* START Records provided *
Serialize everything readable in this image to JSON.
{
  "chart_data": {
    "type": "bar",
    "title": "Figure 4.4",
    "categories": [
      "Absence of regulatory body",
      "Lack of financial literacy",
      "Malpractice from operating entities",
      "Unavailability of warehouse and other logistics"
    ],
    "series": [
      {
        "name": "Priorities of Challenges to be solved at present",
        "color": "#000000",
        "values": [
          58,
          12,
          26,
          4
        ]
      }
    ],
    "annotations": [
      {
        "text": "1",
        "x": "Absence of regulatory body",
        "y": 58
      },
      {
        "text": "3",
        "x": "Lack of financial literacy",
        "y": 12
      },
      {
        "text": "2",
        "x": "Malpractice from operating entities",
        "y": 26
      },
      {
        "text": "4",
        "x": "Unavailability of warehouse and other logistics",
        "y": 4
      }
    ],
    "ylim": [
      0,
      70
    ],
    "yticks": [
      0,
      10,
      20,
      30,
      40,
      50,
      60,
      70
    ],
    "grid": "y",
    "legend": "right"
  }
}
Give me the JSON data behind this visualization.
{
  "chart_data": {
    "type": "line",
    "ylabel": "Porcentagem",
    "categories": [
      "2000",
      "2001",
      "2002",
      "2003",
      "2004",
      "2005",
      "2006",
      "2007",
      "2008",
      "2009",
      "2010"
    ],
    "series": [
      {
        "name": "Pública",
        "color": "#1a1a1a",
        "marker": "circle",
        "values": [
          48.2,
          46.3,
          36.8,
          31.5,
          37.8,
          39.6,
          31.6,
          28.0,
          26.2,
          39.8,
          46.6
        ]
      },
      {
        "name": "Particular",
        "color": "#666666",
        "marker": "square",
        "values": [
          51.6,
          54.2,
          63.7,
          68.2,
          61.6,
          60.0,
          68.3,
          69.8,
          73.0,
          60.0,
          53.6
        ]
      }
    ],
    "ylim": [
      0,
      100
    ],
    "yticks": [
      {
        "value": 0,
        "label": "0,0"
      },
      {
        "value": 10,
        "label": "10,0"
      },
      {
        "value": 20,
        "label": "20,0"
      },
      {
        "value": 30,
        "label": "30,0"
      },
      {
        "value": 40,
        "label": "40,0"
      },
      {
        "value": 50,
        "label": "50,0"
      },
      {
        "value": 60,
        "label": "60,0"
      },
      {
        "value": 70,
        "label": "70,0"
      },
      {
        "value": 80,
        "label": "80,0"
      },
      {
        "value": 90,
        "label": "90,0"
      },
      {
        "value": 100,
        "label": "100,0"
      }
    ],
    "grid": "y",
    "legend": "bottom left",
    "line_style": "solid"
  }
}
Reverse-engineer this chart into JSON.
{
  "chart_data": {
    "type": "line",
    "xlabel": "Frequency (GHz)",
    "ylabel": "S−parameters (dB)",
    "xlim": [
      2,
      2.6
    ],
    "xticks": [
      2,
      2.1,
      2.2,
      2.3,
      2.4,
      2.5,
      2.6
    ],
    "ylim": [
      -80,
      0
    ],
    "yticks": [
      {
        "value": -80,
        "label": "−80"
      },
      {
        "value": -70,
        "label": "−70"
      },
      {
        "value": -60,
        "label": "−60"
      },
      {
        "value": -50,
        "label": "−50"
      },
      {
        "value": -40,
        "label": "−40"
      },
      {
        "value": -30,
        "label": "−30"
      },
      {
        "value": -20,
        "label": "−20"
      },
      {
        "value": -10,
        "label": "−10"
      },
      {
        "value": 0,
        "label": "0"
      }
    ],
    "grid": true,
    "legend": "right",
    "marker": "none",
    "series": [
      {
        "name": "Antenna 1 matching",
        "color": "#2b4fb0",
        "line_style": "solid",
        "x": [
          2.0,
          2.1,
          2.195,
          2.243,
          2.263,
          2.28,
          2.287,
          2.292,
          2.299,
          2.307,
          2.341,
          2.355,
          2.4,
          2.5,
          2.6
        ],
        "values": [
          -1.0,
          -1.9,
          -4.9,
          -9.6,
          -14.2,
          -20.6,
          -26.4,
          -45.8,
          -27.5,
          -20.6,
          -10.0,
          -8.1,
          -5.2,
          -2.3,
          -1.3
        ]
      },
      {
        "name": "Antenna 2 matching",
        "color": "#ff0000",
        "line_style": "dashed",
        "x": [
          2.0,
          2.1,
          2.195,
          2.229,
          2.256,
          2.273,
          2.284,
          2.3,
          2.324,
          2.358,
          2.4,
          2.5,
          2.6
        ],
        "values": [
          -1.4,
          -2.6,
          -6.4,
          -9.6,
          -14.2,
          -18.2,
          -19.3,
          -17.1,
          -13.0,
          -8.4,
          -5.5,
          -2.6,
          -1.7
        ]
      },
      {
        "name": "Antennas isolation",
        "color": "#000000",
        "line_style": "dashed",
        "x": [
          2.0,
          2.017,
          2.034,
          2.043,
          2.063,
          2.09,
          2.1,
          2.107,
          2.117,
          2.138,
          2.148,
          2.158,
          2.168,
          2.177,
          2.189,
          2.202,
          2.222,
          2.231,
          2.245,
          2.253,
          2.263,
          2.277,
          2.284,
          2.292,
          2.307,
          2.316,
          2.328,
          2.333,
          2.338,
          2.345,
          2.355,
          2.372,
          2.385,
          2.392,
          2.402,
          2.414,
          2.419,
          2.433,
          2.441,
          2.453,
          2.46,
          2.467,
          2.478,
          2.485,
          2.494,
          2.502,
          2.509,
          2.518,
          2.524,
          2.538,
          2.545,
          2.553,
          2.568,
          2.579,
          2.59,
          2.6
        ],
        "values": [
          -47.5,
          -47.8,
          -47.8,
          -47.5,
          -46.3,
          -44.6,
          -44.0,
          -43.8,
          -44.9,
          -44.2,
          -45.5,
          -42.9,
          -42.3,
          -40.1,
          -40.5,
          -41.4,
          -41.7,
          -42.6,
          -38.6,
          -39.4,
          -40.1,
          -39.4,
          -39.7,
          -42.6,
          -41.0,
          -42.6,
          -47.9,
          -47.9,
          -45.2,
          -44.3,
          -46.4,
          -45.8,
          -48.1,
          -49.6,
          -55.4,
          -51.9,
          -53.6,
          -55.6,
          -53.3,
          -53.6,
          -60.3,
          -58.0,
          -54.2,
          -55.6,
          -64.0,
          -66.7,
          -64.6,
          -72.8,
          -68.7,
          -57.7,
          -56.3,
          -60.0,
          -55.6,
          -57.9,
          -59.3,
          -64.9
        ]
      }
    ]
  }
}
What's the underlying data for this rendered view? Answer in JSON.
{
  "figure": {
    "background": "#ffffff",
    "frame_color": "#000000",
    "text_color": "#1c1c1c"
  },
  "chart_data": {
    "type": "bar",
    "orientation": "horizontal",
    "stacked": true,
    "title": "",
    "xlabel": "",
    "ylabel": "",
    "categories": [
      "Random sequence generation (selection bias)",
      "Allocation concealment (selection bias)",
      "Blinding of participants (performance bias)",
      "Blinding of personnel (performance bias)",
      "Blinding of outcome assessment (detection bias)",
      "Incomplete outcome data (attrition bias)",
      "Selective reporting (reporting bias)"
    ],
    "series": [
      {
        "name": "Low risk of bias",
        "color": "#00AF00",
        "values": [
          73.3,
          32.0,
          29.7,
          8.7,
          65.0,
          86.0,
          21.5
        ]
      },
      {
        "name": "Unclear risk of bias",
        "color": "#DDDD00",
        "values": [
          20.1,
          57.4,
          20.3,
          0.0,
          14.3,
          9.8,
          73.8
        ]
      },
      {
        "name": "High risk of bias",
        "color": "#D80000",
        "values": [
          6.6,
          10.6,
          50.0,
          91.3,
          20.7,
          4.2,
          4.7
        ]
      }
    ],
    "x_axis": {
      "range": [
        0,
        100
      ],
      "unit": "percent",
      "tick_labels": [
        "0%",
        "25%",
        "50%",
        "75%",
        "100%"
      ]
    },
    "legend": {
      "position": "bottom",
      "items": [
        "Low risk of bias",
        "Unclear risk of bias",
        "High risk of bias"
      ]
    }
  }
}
* END Records provided *
» **Stated problem**
Copy all lines from the listing that contain "performance".

» **Right answer**
      "Blinding of participants (performance bias)",
      "Blinding of personnel (performance bias)",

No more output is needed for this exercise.